>>>

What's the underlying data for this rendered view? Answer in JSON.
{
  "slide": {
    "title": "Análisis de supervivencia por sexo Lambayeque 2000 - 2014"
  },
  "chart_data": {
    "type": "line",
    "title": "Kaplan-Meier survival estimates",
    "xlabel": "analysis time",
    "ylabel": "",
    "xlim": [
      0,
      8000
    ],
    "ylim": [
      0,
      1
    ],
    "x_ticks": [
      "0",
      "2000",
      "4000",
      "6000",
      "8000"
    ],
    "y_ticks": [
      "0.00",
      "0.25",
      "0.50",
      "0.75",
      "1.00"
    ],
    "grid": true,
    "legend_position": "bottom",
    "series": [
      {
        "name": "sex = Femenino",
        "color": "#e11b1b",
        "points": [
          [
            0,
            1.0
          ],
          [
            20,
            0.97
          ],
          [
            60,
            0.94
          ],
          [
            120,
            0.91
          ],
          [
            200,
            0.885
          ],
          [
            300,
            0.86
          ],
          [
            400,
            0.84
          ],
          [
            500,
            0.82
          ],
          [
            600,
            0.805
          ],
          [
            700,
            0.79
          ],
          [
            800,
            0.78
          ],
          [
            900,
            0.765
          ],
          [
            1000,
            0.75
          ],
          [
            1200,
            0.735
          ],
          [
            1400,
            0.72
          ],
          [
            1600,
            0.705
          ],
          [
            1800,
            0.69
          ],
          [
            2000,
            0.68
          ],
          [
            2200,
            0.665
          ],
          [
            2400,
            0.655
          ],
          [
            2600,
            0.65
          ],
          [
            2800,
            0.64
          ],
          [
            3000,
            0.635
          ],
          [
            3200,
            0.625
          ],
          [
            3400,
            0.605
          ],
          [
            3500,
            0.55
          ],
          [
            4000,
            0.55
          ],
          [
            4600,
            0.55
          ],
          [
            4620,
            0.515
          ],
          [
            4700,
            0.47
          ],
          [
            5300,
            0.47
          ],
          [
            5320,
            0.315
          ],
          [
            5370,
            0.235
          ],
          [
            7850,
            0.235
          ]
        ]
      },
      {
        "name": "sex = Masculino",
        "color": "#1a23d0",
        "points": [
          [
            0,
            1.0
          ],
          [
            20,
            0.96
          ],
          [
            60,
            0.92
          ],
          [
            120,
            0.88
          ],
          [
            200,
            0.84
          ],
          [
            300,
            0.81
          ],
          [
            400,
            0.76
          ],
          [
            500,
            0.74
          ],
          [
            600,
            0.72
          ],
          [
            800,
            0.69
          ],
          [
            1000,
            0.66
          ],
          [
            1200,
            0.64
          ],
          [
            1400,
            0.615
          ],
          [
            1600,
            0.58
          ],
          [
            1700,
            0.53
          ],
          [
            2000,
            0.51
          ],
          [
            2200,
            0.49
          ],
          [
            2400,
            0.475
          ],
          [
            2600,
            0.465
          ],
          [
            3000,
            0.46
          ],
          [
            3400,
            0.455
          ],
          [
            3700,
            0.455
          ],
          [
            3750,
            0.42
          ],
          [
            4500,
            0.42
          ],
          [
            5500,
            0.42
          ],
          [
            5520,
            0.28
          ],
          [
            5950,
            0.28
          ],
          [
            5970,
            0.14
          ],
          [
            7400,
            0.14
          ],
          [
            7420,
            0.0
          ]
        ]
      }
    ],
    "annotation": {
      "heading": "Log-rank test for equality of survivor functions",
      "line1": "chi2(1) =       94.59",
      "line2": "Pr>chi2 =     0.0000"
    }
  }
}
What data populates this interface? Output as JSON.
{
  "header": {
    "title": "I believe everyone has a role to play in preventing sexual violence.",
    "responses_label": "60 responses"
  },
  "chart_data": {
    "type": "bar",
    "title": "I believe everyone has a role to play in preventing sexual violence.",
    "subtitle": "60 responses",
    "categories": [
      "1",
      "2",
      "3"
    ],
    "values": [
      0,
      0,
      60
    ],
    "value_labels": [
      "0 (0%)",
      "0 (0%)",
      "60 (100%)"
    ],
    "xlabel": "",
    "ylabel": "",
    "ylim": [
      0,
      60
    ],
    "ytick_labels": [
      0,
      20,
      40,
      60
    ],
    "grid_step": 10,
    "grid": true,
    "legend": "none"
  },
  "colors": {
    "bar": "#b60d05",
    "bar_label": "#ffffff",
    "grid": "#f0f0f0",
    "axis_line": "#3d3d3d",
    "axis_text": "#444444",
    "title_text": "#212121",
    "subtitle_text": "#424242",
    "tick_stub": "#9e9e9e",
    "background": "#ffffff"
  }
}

<<<

• PROBLEM: Repeat every record, exactly as written.

• OUTPUT FOR THIS EXERCISE:
What's the underlying data for this rendered view? Answer in JSON.
{
  "slide": {
    "title": "Análisis de supervivencia por sexo Lambayeque 2000 - 2014"
  },
  "chart_data": {
    "type": "line",
    "title": "Kaplan-Meier survival estimates",
    "xlabel": "analysis time",
    "ylabel": "",
    "xlim": [
      0,
      8000
    ],
    "ylim": [
      0,
      1
    ],
    "x_ticks": [
      "0",
      "2000",
      "4000",
      "6000",
      "8000"
    ],
    "y_ticks": [
      "0.00",
      "0.25",
      "0.50",
      "0.75",
      "1.00"
    ],
    "grid": true,
    "legend_position": "bottom",
    "series": [
      {
        "name": "sex = Femenino",
        "color": "#e11b1b",
        "points": [
          [
            0,
            1.0
          ],
          [
            20,
            0.97
          ],
          [
            60,
            0.94
          ],
          [
            120,
            0.91
          ],
          [
            200,
            0.885
          ],
          [
            300,
            0.86
          ],
          [
            400,
            0.84
          ],
          [
            500,
            0.82
          ],
          [
            600,
            0.805
          ],
          [
            700,
            0.79
          ],
          [
            800,
            0.78
          ],
          [
            900,
            0.765
          ],
          [
            1000,
            0.75
          ],
          [
            1200,
            0.735
          ],
          [
            1400,
            0.72
          ],
          [
            1600,
            0.705
          ],
          [
            1800,
            0.69
          ],
          [
            2000,
            0.68
          ],
          [
            2200,
            0.665
          ],
          [
            2400,
            0.655
          ],
          [
            2600,
            0.65
          ],
          [
            2800,
            0.64
          ],
          [
            3000,
            0.635
          ],
          [
            3200,
            0.625
          ],
          [
            3400,
            0.605
          ],
          [
            3500,
            0.55
          ],
          [
            4000,
            0.55
          ],
          [
            4600,
            0.55
          ],
          [
            4620,
            0.515
          ],
          [
            4700,
            0.47
          ],
          [
            5300,
            0.47
          ],
          [
            5320,
            0.315
          ],
          [
            5370,
            0.235
          ],
          [
            7850,
            0.235
          ]
        ]
      },
      {
        "name": "sex = Masculino",
        "color": "#1a23d0",
        "points": [
          [
            0,
            1.0
          ],
          [
            20,
            0.96
          ],
          [
            60,
            0.92
          ],
          [
            120,
            0.88
          ],
          [
            200,
            0.84
          ],
          [
            300,
            0.81
          ],
          [
            400,
            0.76
          ],
          [
            500,
            0.74
          ],
          [
            600,
            0.72
          ],
          [
            800,
            0.69
          ],
          [
            1000,
            0.66
          ],
          [
            1200,
            0.64
          ],
          [
            1400,
            0.615
          ],
          [
            1600,
            0.58
          ],
          [
            1700,
            0.53
          ],
          [
            2000,
            0.51
          ],
          [
            2200,
            0.49
          ],
          [
            2400,
            0.475
          ],
          [
            2600,
            0.465
          ],
          [
            3000,
            0.46
          ],
          [
            3400,
            0.455
          ],
          [
            3700,
            0.455
          ],
          [
            3750,
            0.42
          ],
          [
            4500,
            0.42
          ],
          [
            5500,
            0.42
          ],
          [
            5520,
            0.28
          ],
          [
            5950,
            0.28
          ],
          [
            5970,
            0.14
          ],
          [
            7400,
            0.14
          ],
          [
            7420,
            0.0
          ]
        ]
      }
    ],
    "annotation": {
      "heading": "Log-rank test for equality of survivor functions",
      "line1": "chi2(1) =       94.59",
      "line2": "Pr>chi2 =     0.0000"
    }
  }
}
What data populates this interface? Output as JSON.
{
  "header": {
    "title": "I believe everyone has a role to play in preventing sexual violence.",
    "responses_label": "60 responses"
  },
  "chart_data": {
    "type": "bar",
    "title": "I believe everyone has a role to play in preventing sexual violence.",
    "subtitle": "60 responses",
    "categories": [
      "1",
      "2",
      "3"
    ],
    "values": [
      0,
      0,
      60
    ],
    "value_labels": [
      "0 (0%)",
      "0 (0%)",
      "60 (100%)"
    ],
    "xlabel": "",
    "ylabel": "",
    "ylim": [
      0,
      60
    ],
    "ytick_labels": [
      0,
      20,
      40,
      60
    ],
    "grid_step": 10,
    "grid": true,
    "legend": "none"
  },
  "colors": {
    "bar": "#b60d05",
    "bar_label": "#ffffff",
    "grid": "#f0f0f0",
    "axis_line": "#3d3d3d",
    "axis_text": "#444444",
    "title_text": "#212121",
    "subtitle_text": "#424242",
    "tick_stub": "#9e9e9e",
    "background": "#ffffff"
  }
}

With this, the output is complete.